• _Written instruction_: Extract each line of the listing below that contains the string "with", treating uppercase and lowercase as distinct.

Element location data
--------------------------------

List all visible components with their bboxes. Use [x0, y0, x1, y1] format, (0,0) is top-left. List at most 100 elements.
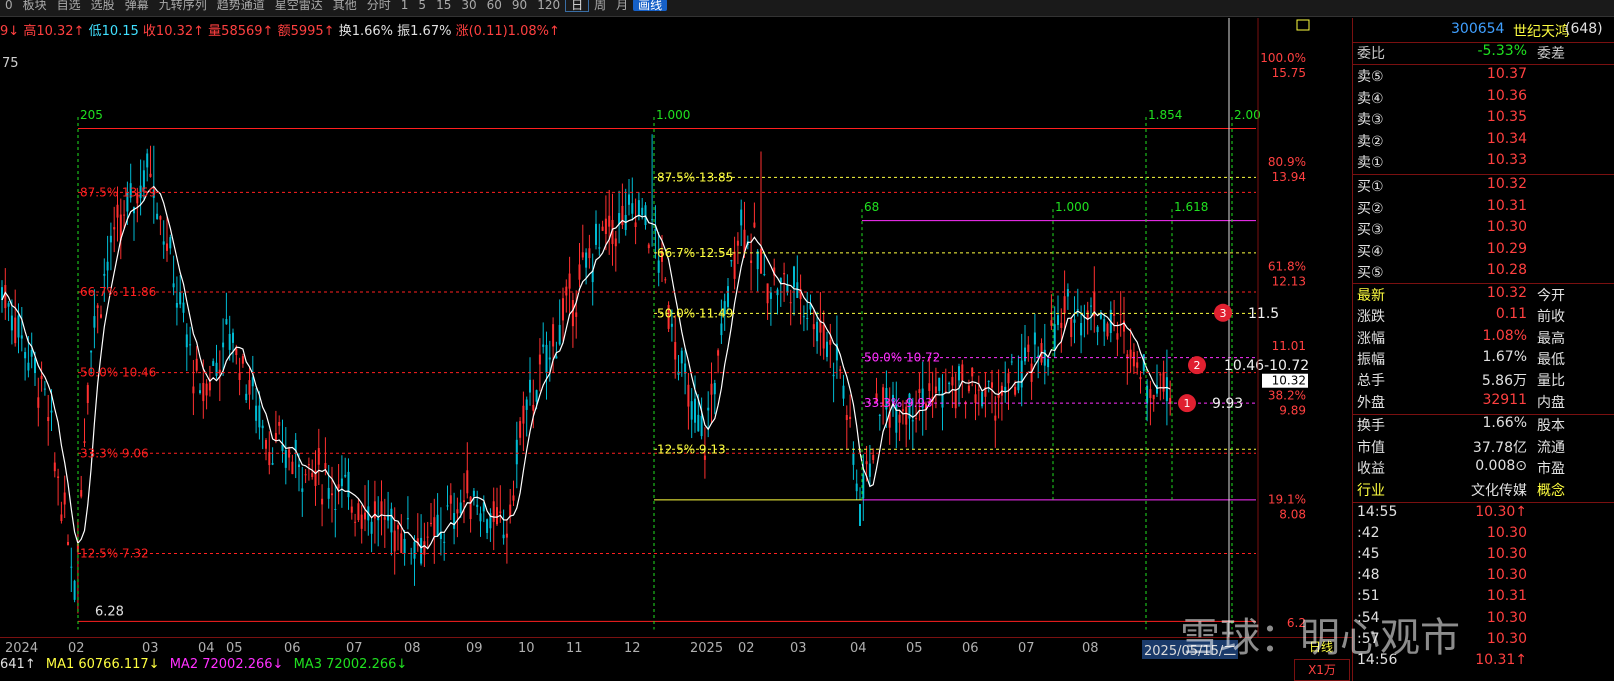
toolbar-item[interactable]: 板块 — [18, 0, 52, 11]
candle-body — [628, 194, 630, 205]
candle-body — [172, 283, 175, 288]
candle-body — [499, 511, 502, 513]
candle-body — [258, 405, 261, 428]
toolbar-item[interactable]: 0 — [0, 0, 18, 11]
kline-chart[interactable]: 87.5% 13.59 66.7% 11.86 50.0% 10.46 33.3% 9… — [0, 18, 1352, 637]
buy-row: 买② 10.31 — [1353, 198, 1614, 219]
candle-body — [212, 361, 215, 367]
candle-body — [321, 498, 324, 505]
candle-body — [278, 422, 281, 426]
candle-body — [651, 219, 654, 221]
candle-body — [502, 534, 505, 539]
fib-time-label: 68 — [864, 200, 879, 214]
candle-body — [443, 541, 446, 543]
x-axis-label: 08 — [1082, 641, 1099, 656]
toolbar-item[interactable]: 自选 — [52, 0, 86, 11]
quote-label: 最新 — [1357, 288, 1385, 304]
quote-label: 涨跌 — [1357, 309, 1385, 326]
candle-body — [449, 495, 452, 504]
toolbar-item[interactable]: 选股 — [86, 0, 120, 11]
candle-body — [1090, 305, 1092, 307]
buy-label: 买① — [1357, 179, 1384, 195]
tick-price: 10.30 — [1486, 546, 1527, 563]
fib-yellow-label: 66.7% 12.54 — [657, 246, 733, 260]
candle-body — [400, 533, 403, 554]
candle-body — [994, 415, 997, 421]
candle-body — [60, 514, 63, 521]
y-axis-price: 11.01 — [1272, 339, 1306, 353]
toolbar-item[interactable]: 其他 — [328, 0, 362, 11]
weicha-label: 委差 — [1537, 46, 1565, 62]
candle-body — [1136, 362, 1139, 368]
toolbar-item[interactable]: 九转序列 — [154, 0, 212, 11]
candle-body — [509, 504, 512, 517]
buy-label: 买② — [1357, 200, 1384, 217]
toolbar-item[interactable]: 画线 — [633, 0, 668, 11]
toolbar-item[interactable]: 5 — [413, 0, 431, 11]
toolbar-item[interactable]: 30 — [456, 0, 481, 11]
sell-row: 卖④ 10.36 — [1353, 88, 1614, 109]
candle-body — [195, 358, 198, 371]
candle-body — [228, 333, 231, 350]
ohlc-volume: 量58569↑ — [208, 24, 274, 39]
info-value: 0.008⊙ — [1475, 458, 1527, 475]
toolbar-item[interactable]: 月 — [611, 0, 633, 11]
candle-body — [436, 514, 439, 537]
candle-body — [80, 490, 83, 497]
toolbar-item[interactable]: 弹幕 — [120, 0, 154, 11]
ma-prefix: 641↑ — [0, 657, 36, 672]
candle-body — [146, 153, 149, 168]
toolbar-item[interactable]: 60 — [482, 0, 507, 11]
candle-body — [331, 493, 333, 496]
candle-body — [492, 501, 495, 522]
candle-body — [116, 204, 119, 218]
candle-body — [93, 316, 96, 328]
candle-body — [753, 222, 756, 228]
toolbar-item[interactable]: 周 — [589, 0, 611, 11]
candle-body — [766, 283, 769, 304]
candle-body — [1066, 289, 1069, 297]
sell-price: 10.36 — [1486, 87, 1527, 104]
candle-body — [466, 470, 469, 494]
toolbar-item[interactable]: 星空雷达 — [270, 0, 328, 11]
quote-value: 0.11 — [1495, 306, 1527, 323]
candle-body — [100, 314, 102, 318]
toolbar-item[interactable]: 90 — [507, 0, 532, 11]
candle-body — [337, 484, 340, 489]
sell-price: 10.34 — [1486, 130, 1527, 147]
candle-body — [1033, 332, 1036, 345]
buy-price: 10.32 — [1486, 176, 1527, 192]
candle-body — [710, 383, 713, 395]
toolbar-item[interactable]: 分时 — [362, 0, 396, 11]
weibi-value: -5.33% — [1477, 43, 1527, 59]
candle-body — [826, 341, 828, 357]
sell-label: 卖② — [1357, 133, 1384, 150]
tick-time: :45 — [1357, 546, 1380, 563]
candle-body — [614, 238, 617, 247]
ohlc-close: 收10.32↑ — [142, 24, 205, 39]
toolbar-item[interactable]: 120 — [532, 0, 565, 11]
ma2-label: MA2 72002.266↓ — [169, 657, 284, 672]
toolbar-item[interactable]: 趋势通道 — [212, 0, 270, 11]
candle-body — [317, 448, 320, 465]
candle-body — [967, 385, 970, 392]
candle-body — [822, 324, 825, 349]
candle-body — [17, 315, 20, 338]
info-value: 37.78亿 — [1472, 439, 1527, 456]
x-axis-label: 03 — [142, 641, 159, 656]
toolbar-item[interactable]: 1 — [396, 0, 414, 11]
candle-body — [245, 393, 248, 401]
buy-label: 买④ — [1357, 243, 1384, 260]
quote-row: 振幅 1.67% 最低 — [1353, 349, 1614, 370]
quote-value: 1.08% — [1482, 327, 1527, 344]
toolbar-item[interactable]: 15 — [431, 0, 456, 11]
candle-body — [1024, 347, 1026, 362]
candle-body — [30, 349, 33, 357]
candle-body — [674, 342, 677, 360]
candle-body — [713, 383, 716, 395]
candle-body — [585, 252, 588, 268]
sell-label: 卖③ — [1357, 112, 1384, 129]
candle-body — [852, 453, 855, 465]
toolbar-item[interactable]: 日 — [565, 0, 590, 12]
candle-body — [232, 332, 234, 343]
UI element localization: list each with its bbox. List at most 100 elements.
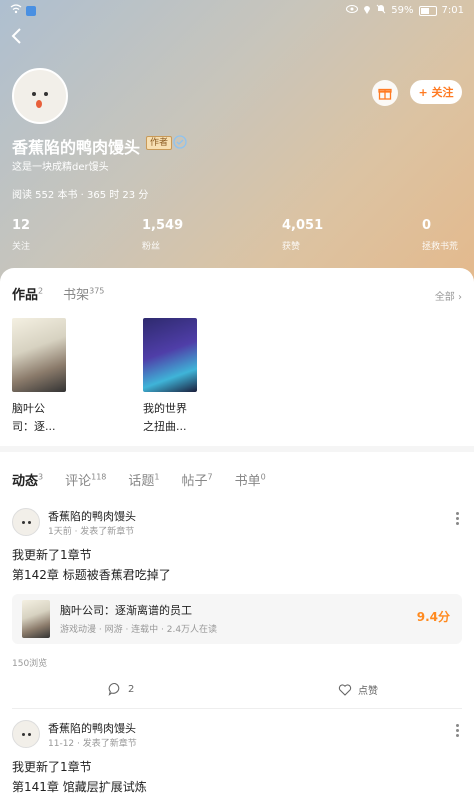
tab-count: 375 bbox=[89, 286, 105, 296]
stat-label: 粉丝 bbox=[142, 242, 161, 252]
post-text: 我更新了1章节 bbox=[12, 548, 92, 562]
tab-label: 作品 bbox=[12, 288, 39, 303]
tab-label: 书单 bbox=[234, 474, 261, 489]
mute-icon bbox=[376, 4, 386, 17]
battery-percent: 59% bbox=[391, 5, 414, 16]
post-actions: 2 点赞 bbox=[0, 682, 474, 702]
post-meta: 11-12 · 发表了新章节 bbox=[48, 739, 137, 749]
tab-count: 0 bbox=[260, 472, 266, 482]
tab-label: 动态 bbox=[12, 474, 39, 489]
avatar-eye bbox=[28, 521, 31, 524]
comment-count: 2 bbox=[128, 683, 135, 695]
book-cover bbox=[143, 318, 197, 392]
stat-followers[interactable]: 1,549 粉丝 bbox=[142, 218, 183, 252]
clock: 7:01 bbox=[441, 5, 464, 16]
post-meta: 1天前 · 发表了新章节 bbox=[48, 527, 135, 537]
tab-booklists[interactable]: 书单0 bbox=[235, 470, 266, 489]
section-divider bbox=[0, 446, 474, 452]
more-options-icon[interactable] bbox=[456, 724, 460, 737]
tab-count: 7 bbox=[207, 472, 213, 482]
location-icon bbox=[363, 4, 371, 17]
stat-value: 12 bbox=[12, 218, 31, 233]
comment-icon bbox=[108, 682, 120, 696]
feed-tabs: 动态3 评论118 话题1 帖子7 书单0 bbox=[12, 470, 266, 489]
works-tabs: 作品2 书架375 bbox=[12, 284, 104, 303]
profile-content-card: 作品2 书架375 全部 › 脑叶公司：逐... 我的世界之扭曲... 动态3 … bbox=[0, 268, 474, 794]
tab-label: 帖子 bbox=[181, 474, 208, 489]
tab-count: 1 bbox=[154, 472, 160, 482]
stat-rescue[interactable]: 0 拯救书荒 bbox=[422, 218, 458, 252]
stat-label: 拯救书荒 bbox=[422, 242, 459, 252]
tab-comments[interactable]: 评论118 bbox=[65, 470, 106, 489]
see-all-label: 全部 bbox=[434, 292, 455, 303]
follow-button[interactable]: + 关注 bbox=[410, 80, 462, 104]
tab-topics[interactable]: 话题1 bbox=[128, 470, 159, 489]
battery-icon bbox=[418, 5, 437, 16]
avatar-eye bbox=[22, 733, 25, 736]
profile-stats: 12 关注 1,549 粉丝 4,051 获赞 0 拯救书荒 bbox=[0, 218, 474, 258]
like-label: 点赞 bbox=[358, 686, 378, 697]
see-all-link[interactable]: 全部 › bbox=[435, 288, 462, 303]
profile-avatar[interactable] bbox=[12, 68, 68, 124]
like-button[interactable]: 点赞 bbox=[338, 682, 378, 697]
gift-icon bbox=[378, 88, 392, 100]
linked-book-title: 脑叶公司：逐渐离谱的员工 bbox=[60, 604, 192, 617]
avatar-eye bbox=[32, 92, 36, 96]
post-text: 我更新了1章节 bbox=[12, 760, 92, 774]
tab-count: 118 bbox=[91, 472, 107, 482]
avatar-eye bbox=[44, 92, 48, 96]
post-avatar[interactable] bbox=[12, 720, 40, 748]
stat-value: 1,549 bbox=[142, 218, 184, 233]
avatar-mouth bbox=[36, 100, 42, 108]
linked-book-meta: 游戏动漫 · 网游 · 连载中 · 2.4万人在读 bbox=[60, 625, 218, 635]
stat-label: 关注 bbox=[12, 242, 31, 252]
reading-stats: 阅读 552 本书 · 365 时 23 分 bbox=[12, 190, 149, 201]
profile-username: 香蕉陷的鸭肉馒头 bbox=[12, 138, 141, 157]
tab-count: 3 bbox=[38, 472, 44, 482]
post-author[interactable]: 香蕉陷的鸭肉馒头 bbox=[48, 508, 136, 524]
book-item[interactable]: 我的世界之扭曲... bbox=[143, 318, 203, 436]
feed-post: 香蕉陷的鸭肉馒头 11-12 · 发表了新章节 我更新了1章节 第141章 馆藏… bbox=[0, 720, 474, 794]
eye-icon bbox=[346, 5, 359, 16]
linked-book-card[interactable]: 脑叶公司：逐渐离谱的员工 游戏动漫 · 网游 · 连载中 · 2.4万人在读 9… bbox=[12, 594, 462, 644]
author-badge: 作者 bbox=[146, 136, 173, 150]
stat-likes[interactable]: 4,051 获赞 bbox=[282, 218, 323, 252]
book-item[interactable]: 脑叶公司：逐... bbox=[12, 318, 72, 436]
tab-works[interactable]: 作品2 bbox=[12, 284, 43, 303]
profile-bio: 这是一块成精der馒头 bbox=[12, 162, 109, 173]
feed-post: 香蕉陷的鸭肉馒头 1天前 · 发表了新章节 我更新了1章节 第142章 标题被香… bbox=[0, 508, 474, 708]
comment-button[interactable]: 2 bbox=[108, 682, 134, 696]
avatar-eye bbox=[28, 733, 31, 736]
status-bar: 59% 7:01 bbox=[0, 0, 474, 20]
post-author[interactable]: 香蕉陷的鸭肉馒头 bbox=[48, 720, 136, 736]
tab-label: 话题 bbox=[128, 474, 155, 489]
gift-button[interactable] bbox=[372, 80, 398, 106]
tab-bookshelf[interactable]: 书架375 bbox=[63, 284, 104, 303]
post-chapter-title[interactable]: 第142章 标题被香蕉君吃掉了 bbox=[12, 566, 171, 583]
avatar-eye bbox=[22, 521, 25, 524]
post-views: 150浏览 bbox=[12, 659, 48, 669]
book-cover bbox=[12, 318, 66, 392]
tab-count: 2 bbox=[38, 286, 44, 296]
linked-book-score: 9.4分 bbox=[416, 610, 450, 624]
tab-activity[interactable]: 动态3 bbox=[12, 470, 43, 489]
app-notification-icon bbox=[26, 5, 36, 16]
wifi-icon bbox=[10, 4, 22, 17]
post-chapter-title[interactable]: 第141章 馆藏层扩展试炼 bbox=[12, 778, 147, 795]
post-separator bbox=[12, 708, 462, 709]
back-button[interactable] bbox=[8, 26, 28, 46]
chevron-left-icon bbox=[11, 28, 21, 44]
book-title: 脑叶公司：逐... bbox=[12, 402, 56, 433]
heart-icon bbox=[338, 683, 352, 696]
tab-label: 评论 bbox=[65, 474, 92, 489]
stat-label: 获赞 bbox=[282, 242, 301, 252]
stat-value: 4,051 bbox=[282, 218, 324, 233]
post-avatar[interactable] bbox=[12, 508, 40, 536]
more-options-icon[interactable] bbox=[456, 512, 460, 525]
tab-posts[interactable]: 帖子7 bbox=[182, 470, 213, 489]
stat-value: 0 bbox=[422, 218, 432, 233]
verified-icon bbox=[173, 135, 187, 149]
tab-label: 书架 bbox=[63, 288, 90, 303]
linked-book-cover bbox=[22, 600, 50, 638]
stat-following[interactable]: 12 关注 bbox=[12, 218, 30, 252]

--------------------------------

• _Worked answer_:
List all visible components with their bboxes. Use [x0, y0, x1, y1] format, (0,0) is top-left. List at most 100 elements.
UI element localization: list each with its bbox. List at most 100 elements.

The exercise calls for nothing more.